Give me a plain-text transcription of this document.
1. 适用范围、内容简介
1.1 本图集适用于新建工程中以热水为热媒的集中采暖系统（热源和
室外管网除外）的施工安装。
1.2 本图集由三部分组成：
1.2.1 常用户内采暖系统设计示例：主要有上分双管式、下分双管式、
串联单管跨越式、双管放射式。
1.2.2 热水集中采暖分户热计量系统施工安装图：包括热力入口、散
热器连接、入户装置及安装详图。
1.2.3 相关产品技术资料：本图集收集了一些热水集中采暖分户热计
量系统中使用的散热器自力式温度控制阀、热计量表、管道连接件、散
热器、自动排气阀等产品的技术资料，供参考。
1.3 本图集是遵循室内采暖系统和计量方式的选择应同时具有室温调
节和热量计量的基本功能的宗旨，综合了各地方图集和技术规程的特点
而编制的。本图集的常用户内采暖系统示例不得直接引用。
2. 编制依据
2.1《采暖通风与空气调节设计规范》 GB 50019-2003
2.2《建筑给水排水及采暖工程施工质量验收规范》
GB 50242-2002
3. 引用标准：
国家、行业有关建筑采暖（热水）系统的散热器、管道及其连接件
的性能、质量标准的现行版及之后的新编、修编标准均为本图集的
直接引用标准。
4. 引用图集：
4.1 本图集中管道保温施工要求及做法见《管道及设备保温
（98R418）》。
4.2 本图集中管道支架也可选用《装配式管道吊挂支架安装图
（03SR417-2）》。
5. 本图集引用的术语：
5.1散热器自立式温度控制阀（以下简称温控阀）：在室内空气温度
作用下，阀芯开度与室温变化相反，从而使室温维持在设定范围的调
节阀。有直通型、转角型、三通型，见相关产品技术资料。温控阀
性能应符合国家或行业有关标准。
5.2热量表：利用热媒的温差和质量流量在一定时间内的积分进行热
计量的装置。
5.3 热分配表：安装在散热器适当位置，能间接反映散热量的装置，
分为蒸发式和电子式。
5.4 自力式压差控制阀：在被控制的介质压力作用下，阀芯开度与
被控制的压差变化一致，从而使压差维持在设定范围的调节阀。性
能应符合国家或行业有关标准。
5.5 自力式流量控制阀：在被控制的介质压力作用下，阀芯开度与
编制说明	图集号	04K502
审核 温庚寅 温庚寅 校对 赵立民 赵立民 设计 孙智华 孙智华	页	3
__________
What the exercise asks: Give every line of the material that includes the string "在被控制的介质压力作用下".

Output for this task:
5.4 自力式压差控制阀：在被控制的介质压力作用下，阀芯开度与
5.5 自力式流量控制阀：在被控制的介质压力作用下，阀芯开度与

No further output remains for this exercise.